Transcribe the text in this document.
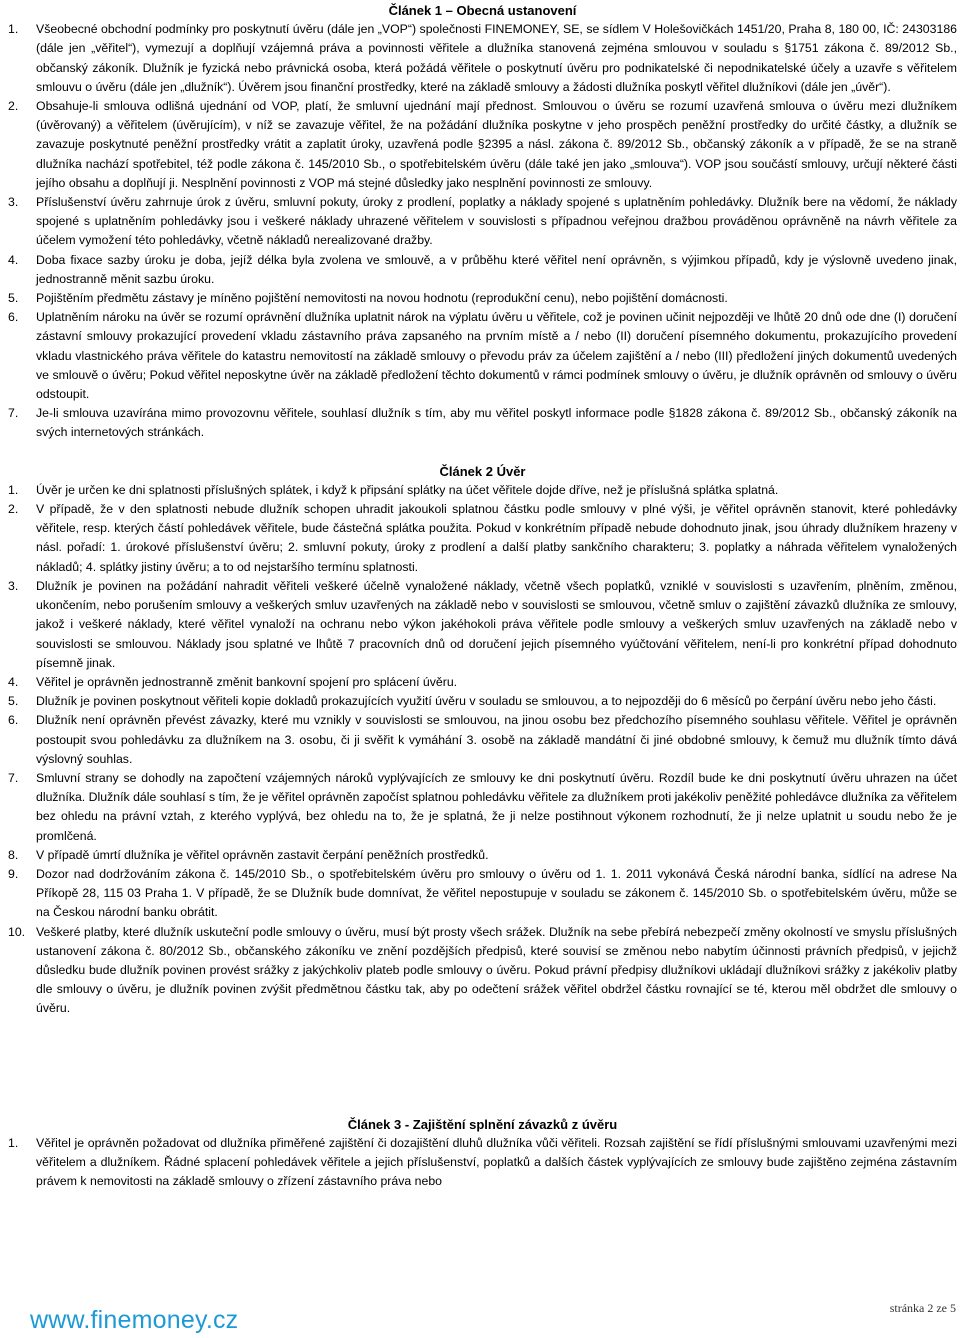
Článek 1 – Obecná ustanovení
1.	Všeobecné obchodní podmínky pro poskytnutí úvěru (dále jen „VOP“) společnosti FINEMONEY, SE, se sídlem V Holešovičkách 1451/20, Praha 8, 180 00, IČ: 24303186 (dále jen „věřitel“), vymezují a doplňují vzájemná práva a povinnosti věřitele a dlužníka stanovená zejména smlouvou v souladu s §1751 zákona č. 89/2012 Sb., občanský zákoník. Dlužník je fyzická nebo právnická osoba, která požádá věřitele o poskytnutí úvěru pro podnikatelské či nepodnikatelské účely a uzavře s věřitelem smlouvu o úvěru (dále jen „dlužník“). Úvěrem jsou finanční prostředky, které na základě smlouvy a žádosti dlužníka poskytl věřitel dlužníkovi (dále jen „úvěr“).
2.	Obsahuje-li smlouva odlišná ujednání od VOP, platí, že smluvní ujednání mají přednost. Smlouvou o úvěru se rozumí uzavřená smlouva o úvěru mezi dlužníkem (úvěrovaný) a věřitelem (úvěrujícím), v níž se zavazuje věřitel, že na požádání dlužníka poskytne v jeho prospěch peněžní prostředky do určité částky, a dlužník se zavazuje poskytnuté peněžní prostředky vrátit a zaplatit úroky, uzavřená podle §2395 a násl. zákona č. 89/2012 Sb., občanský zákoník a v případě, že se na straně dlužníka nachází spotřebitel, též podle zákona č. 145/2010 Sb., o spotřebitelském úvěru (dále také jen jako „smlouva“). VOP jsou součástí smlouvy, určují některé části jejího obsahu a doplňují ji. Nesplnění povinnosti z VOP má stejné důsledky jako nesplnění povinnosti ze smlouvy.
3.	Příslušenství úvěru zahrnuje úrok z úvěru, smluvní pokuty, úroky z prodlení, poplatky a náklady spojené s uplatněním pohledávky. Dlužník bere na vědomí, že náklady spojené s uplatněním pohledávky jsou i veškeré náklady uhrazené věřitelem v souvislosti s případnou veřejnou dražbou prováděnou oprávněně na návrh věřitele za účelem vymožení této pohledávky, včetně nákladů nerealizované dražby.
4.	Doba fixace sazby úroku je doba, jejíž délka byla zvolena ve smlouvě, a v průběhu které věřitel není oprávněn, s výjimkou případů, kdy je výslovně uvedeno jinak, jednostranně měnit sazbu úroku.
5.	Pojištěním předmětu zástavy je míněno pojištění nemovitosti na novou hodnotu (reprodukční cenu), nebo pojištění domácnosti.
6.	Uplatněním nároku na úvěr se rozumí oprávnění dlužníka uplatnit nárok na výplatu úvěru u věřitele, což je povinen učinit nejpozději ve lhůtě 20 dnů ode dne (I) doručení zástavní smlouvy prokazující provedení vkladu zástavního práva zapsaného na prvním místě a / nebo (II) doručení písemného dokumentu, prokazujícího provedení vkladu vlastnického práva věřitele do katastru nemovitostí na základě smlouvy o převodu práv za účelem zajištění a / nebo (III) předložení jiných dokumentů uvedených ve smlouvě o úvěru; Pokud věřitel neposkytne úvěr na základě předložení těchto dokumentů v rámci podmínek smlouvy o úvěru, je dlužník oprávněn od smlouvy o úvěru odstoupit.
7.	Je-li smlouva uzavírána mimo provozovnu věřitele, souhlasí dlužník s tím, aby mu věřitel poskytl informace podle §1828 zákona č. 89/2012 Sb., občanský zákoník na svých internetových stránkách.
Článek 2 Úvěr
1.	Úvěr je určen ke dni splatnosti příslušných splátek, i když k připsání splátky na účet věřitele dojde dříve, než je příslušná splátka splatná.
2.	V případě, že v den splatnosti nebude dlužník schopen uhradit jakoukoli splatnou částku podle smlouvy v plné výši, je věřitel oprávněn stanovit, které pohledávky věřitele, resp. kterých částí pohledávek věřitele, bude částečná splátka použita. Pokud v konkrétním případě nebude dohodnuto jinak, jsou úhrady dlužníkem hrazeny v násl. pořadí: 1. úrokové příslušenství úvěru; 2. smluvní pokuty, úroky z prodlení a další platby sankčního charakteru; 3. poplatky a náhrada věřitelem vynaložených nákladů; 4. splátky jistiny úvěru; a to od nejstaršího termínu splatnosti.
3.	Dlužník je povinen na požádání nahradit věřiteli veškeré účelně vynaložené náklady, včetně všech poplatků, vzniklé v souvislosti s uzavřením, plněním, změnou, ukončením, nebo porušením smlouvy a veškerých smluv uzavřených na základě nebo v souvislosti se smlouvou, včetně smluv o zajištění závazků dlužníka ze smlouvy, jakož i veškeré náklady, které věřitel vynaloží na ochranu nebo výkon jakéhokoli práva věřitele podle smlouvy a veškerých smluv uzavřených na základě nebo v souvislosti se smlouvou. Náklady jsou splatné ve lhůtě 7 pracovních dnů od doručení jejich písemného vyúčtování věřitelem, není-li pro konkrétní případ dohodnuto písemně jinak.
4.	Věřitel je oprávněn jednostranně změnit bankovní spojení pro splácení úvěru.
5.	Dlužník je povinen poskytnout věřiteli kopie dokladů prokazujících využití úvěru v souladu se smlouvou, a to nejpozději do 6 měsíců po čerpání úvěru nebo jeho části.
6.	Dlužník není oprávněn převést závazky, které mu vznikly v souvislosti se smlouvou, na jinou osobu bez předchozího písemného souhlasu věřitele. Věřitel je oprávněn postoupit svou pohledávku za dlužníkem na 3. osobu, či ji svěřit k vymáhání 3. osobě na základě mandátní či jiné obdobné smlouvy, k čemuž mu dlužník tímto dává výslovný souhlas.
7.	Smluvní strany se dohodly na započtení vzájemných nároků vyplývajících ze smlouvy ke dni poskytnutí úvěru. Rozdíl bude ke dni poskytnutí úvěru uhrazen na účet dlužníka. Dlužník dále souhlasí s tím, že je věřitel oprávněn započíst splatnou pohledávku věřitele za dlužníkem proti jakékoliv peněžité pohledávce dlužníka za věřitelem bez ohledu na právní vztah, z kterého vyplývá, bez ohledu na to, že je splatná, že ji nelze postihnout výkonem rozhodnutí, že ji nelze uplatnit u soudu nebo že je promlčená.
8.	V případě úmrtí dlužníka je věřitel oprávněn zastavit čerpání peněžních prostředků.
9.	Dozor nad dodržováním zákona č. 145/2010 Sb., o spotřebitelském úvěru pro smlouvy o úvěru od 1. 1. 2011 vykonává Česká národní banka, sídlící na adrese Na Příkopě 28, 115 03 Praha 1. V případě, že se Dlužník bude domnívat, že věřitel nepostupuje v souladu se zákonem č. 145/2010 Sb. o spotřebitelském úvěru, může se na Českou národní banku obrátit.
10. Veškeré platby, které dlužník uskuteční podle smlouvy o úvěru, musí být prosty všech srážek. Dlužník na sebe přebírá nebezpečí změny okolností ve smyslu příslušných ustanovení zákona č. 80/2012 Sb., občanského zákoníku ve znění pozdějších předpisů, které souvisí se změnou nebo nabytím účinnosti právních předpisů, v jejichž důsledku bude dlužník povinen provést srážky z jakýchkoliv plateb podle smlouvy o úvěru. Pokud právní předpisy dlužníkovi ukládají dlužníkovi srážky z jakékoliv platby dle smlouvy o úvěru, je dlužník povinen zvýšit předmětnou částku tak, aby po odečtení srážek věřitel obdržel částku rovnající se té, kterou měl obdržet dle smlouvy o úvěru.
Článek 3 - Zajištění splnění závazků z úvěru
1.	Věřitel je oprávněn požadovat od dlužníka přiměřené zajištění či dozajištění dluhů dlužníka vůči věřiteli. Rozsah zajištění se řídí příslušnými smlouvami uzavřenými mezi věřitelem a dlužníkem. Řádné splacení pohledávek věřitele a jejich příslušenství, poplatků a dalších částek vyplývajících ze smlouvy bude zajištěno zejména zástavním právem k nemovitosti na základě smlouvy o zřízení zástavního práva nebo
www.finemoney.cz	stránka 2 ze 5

^^^^^^^^^^^^^^^^

• **PROBLEM REQUIREMENTS**: From the data above, show each line that contains "nemovitosti".

• **RESULT**:
5.	Pojištěním předmětu zástavy je míněno pojištění nemovitosti na novou hodnotu (reprodukční cenu), nebo pojištění domácnosti.
1.	Věřitel je oprávněn požadovat od dlužníka přiměřené zajištění či dozajištění dluhů dlužníka vůči věřiteli. Rozsah zajištění se řídí příslušnými smlouvami uzavřenými mezi věřitelem a dlužníkem. Řádné splacení pohledávek věřitele a jejich příslušenství, poplatků a dalších částek vyplývajících ze smlouvy bude zajištěno zejména zástavním právem k nemovitosti na základě smlouvy o zřízení zástavního práva nebo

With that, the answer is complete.